Records from a data source –
____
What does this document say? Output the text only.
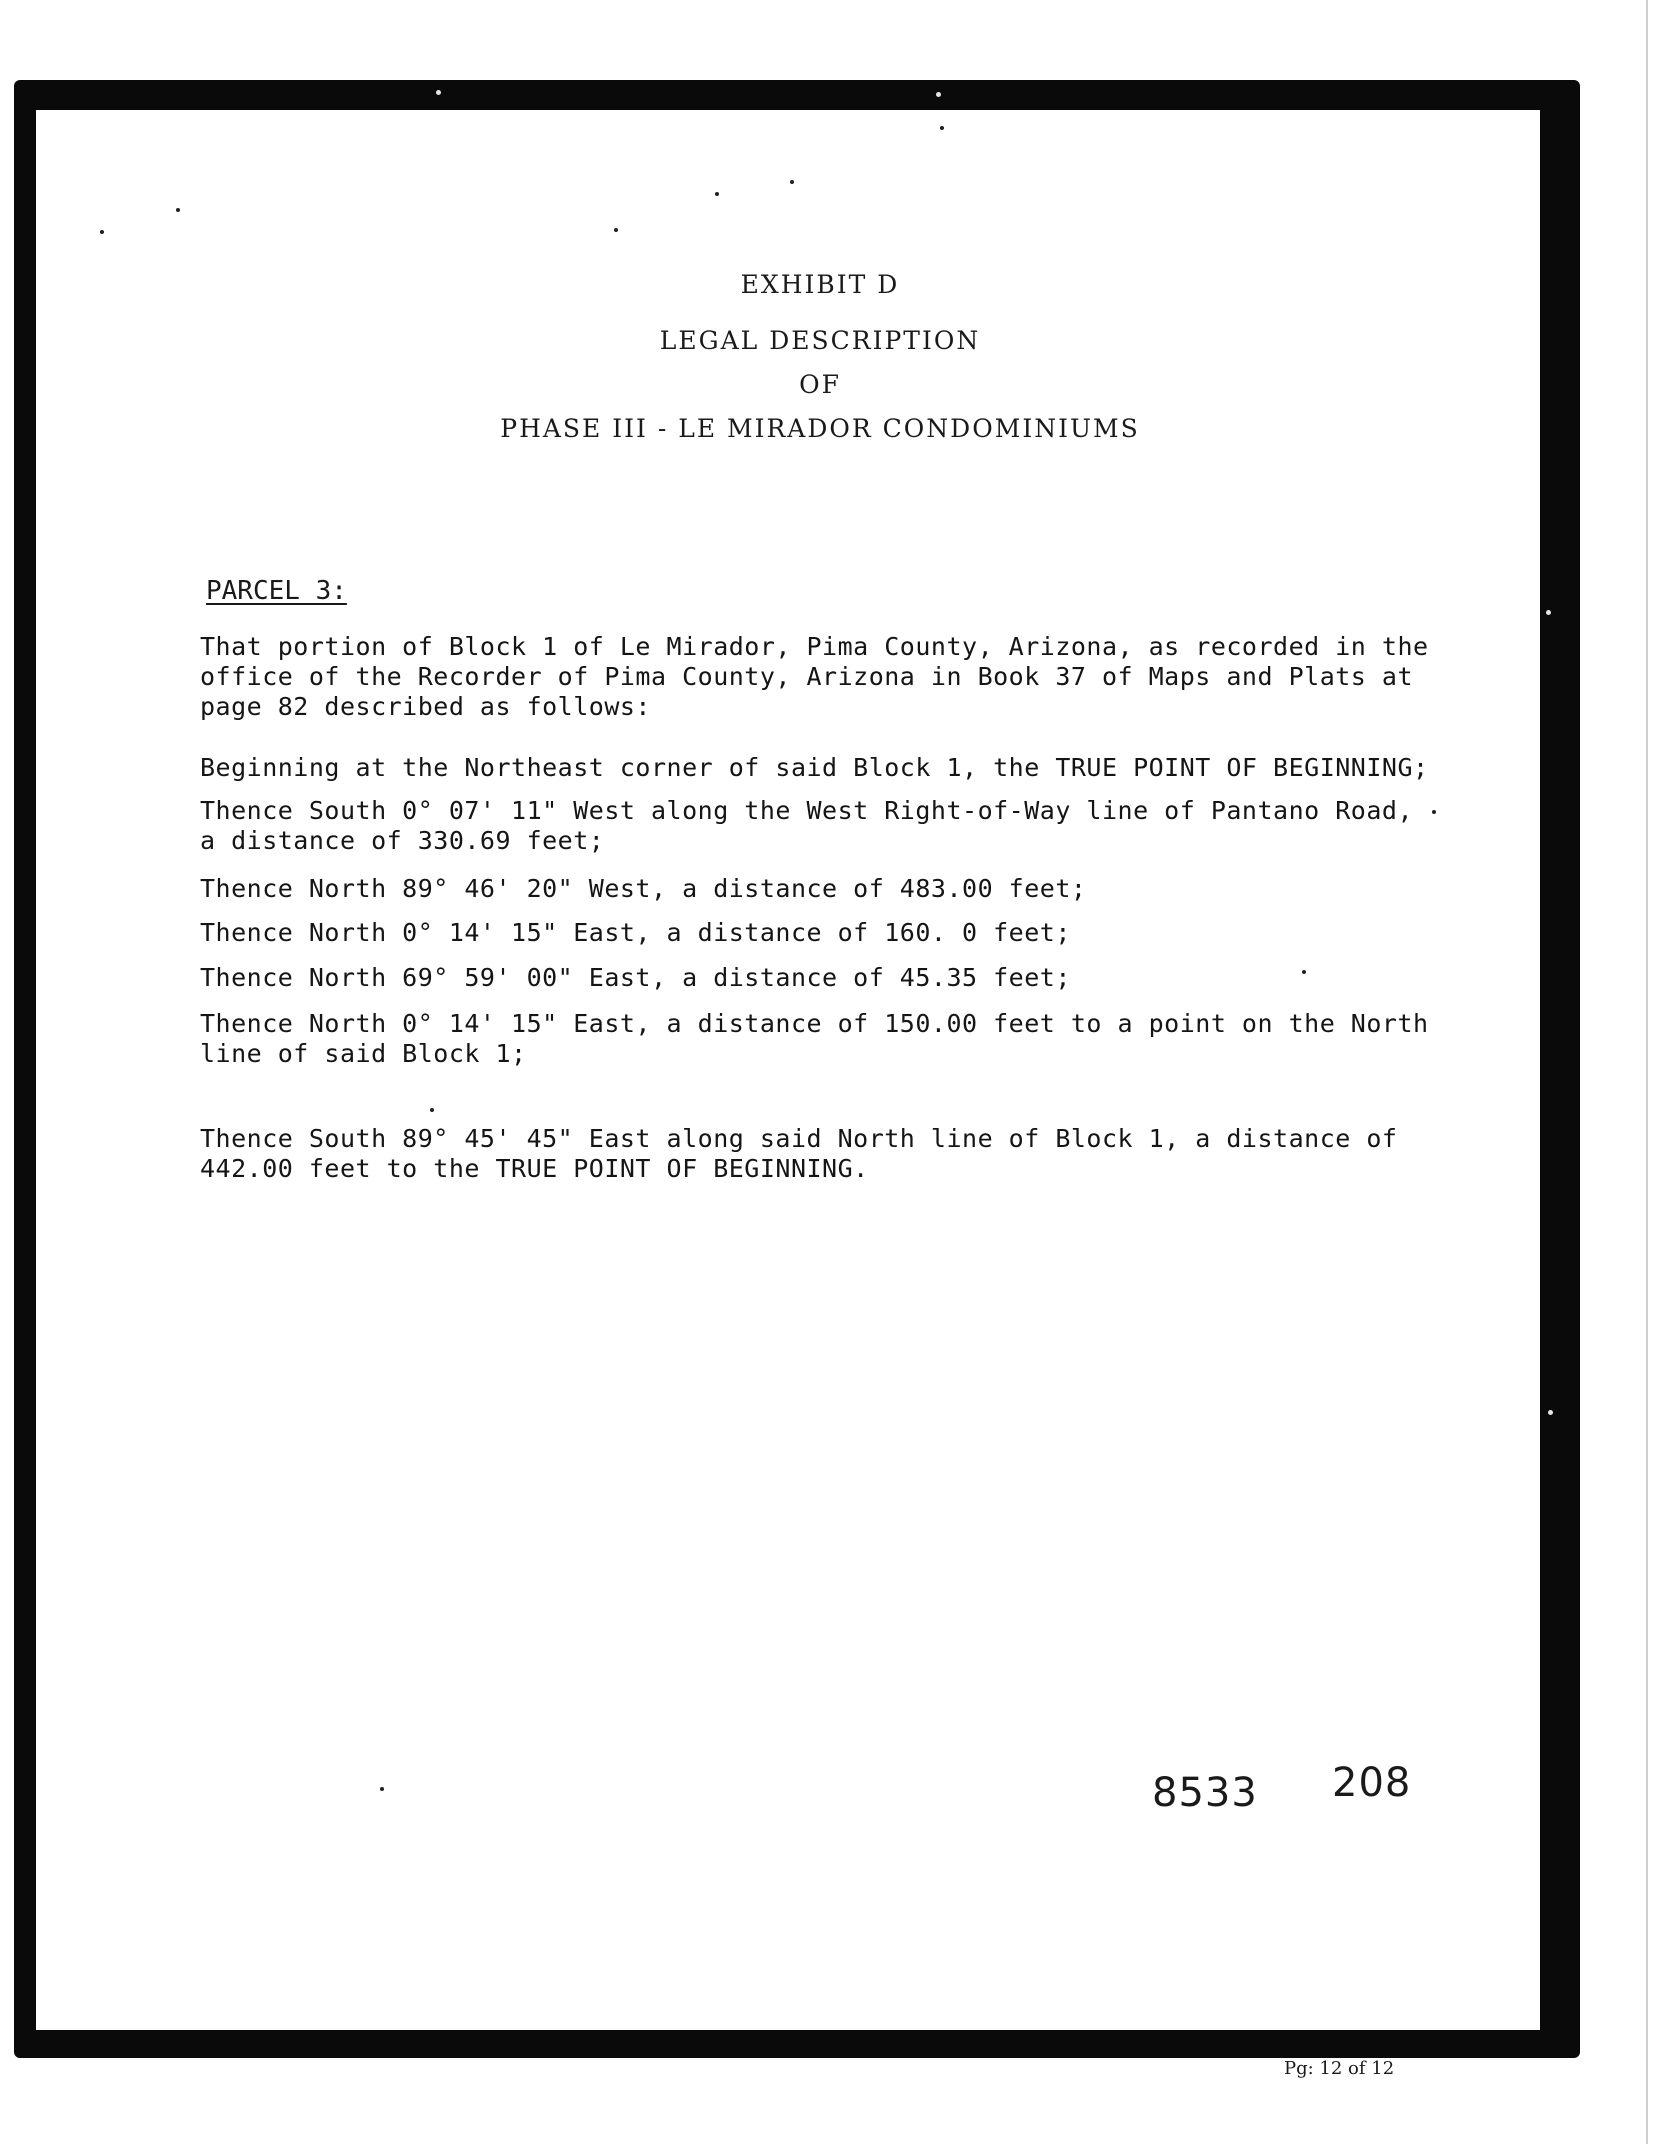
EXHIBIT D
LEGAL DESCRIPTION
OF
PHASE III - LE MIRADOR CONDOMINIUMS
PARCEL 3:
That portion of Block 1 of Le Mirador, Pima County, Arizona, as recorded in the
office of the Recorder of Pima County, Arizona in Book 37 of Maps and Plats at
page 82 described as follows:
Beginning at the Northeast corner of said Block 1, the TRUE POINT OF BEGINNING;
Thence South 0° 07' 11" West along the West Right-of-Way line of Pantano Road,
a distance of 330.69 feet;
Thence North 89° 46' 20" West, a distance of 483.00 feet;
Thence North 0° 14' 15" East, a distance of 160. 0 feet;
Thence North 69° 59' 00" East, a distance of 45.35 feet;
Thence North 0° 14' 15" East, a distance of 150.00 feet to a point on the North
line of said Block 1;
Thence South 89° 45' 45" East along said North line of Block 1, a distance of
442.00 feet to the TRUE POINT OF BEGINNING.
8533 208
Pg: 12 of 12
____
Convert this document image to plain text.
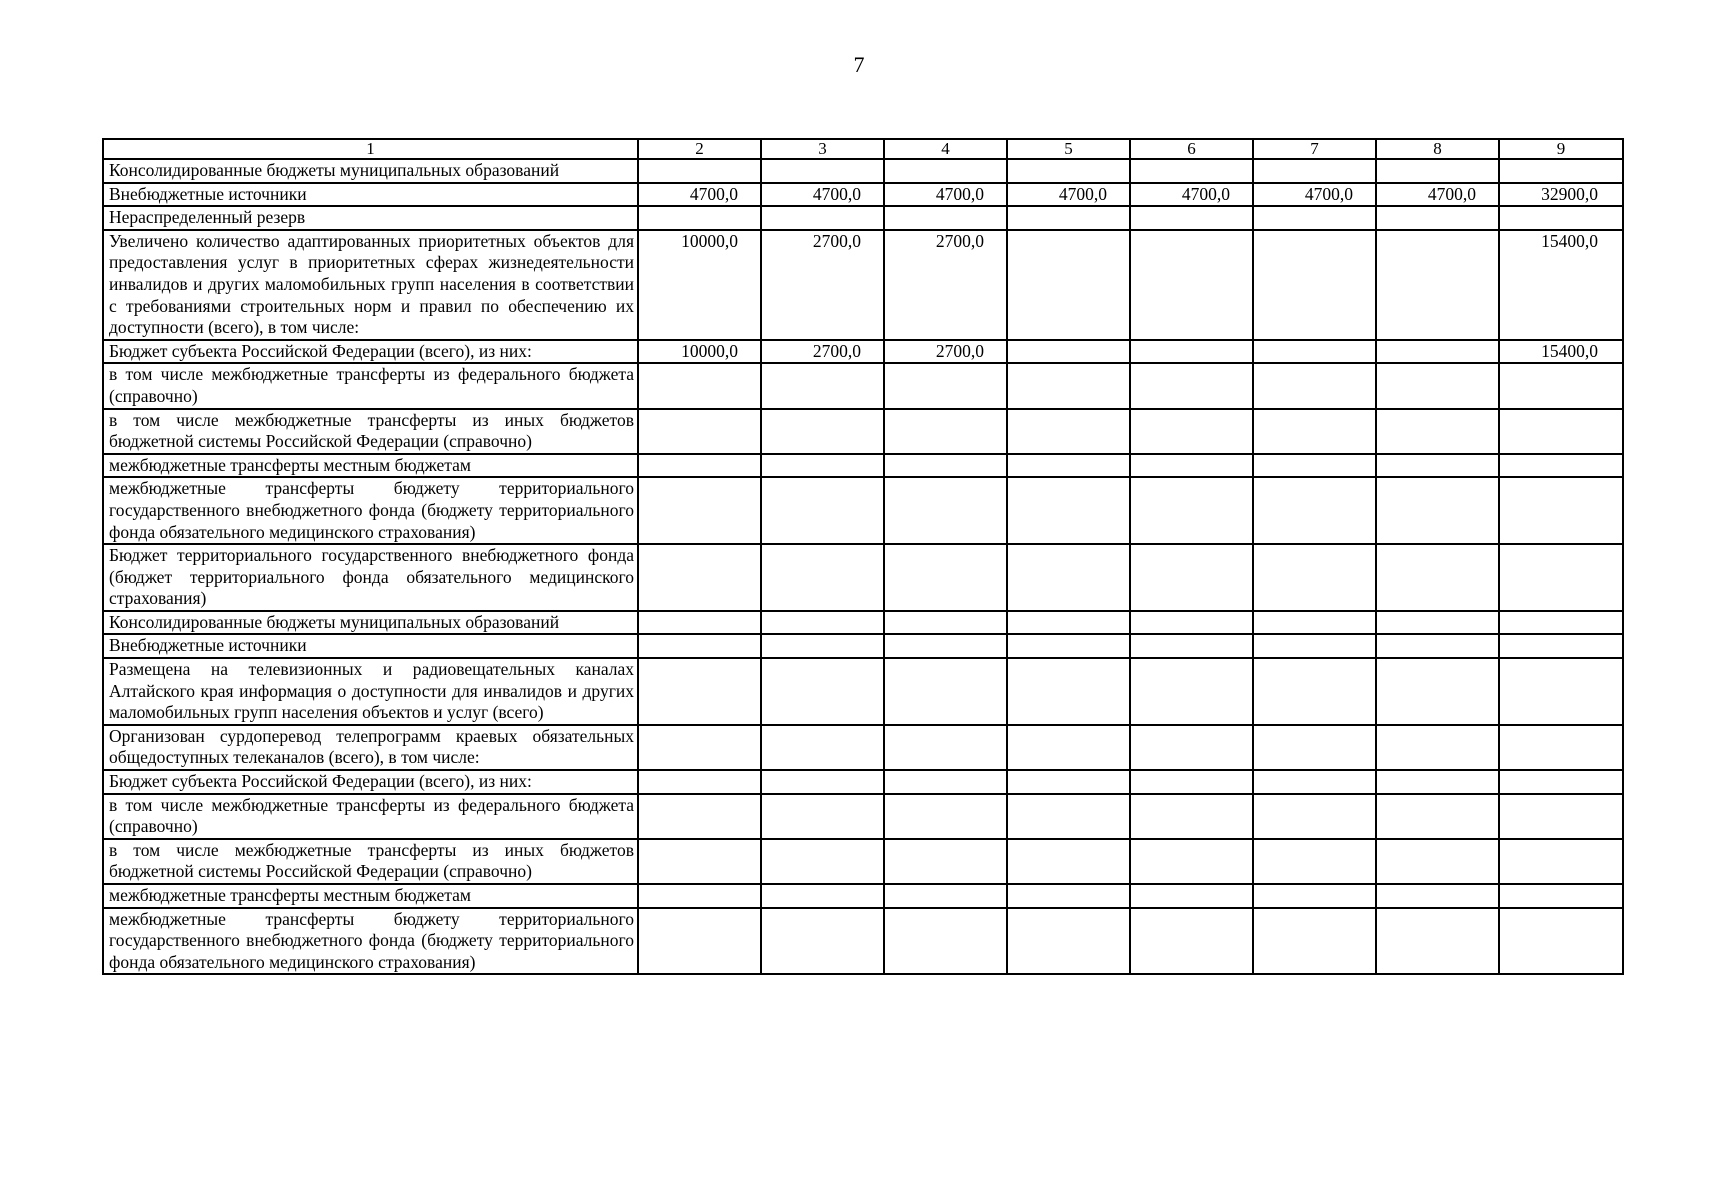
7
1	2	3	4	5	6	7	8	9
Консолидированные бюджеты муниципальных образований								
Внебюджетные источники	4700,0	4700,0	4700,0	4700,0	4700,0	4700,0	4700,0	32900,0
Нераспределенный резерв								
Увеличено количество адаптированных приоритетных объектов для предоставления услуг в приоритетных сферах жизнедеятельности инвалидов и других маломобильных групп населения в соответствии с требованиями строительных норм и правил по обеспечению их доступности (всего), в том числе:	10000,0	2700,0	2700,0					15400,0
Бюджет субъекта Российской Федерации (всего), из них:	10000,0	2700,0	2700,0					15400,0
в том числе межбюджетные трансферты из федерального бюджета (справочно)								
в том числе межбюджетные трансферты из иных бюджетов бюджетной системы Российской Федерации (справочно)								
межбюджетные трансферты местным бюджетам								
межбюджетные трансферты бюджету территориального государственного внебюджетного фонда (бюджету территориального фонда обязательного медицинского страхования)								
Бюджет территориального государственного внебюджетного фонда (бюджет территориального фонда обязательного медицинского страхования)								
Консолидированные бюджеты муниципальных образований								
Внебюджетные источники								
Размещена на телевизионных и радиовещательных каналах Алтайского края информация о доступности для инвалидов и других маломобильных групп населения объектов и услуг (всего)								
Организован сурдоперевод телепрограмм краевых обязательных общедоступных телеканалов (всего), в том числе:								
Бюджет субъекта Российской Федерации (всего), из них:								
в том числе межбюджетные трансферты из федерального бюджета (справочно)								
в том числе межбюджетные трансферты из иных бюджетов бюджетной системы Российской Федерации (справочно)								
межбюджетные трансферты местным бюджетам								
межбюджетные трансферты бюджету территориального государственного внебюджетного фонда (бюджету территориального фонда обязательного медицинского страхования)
____
Exercise task – In the entries above, find lines with "text" and copy each.

The response –
What does this document say? Output the text only.
Convert this document image to plain text.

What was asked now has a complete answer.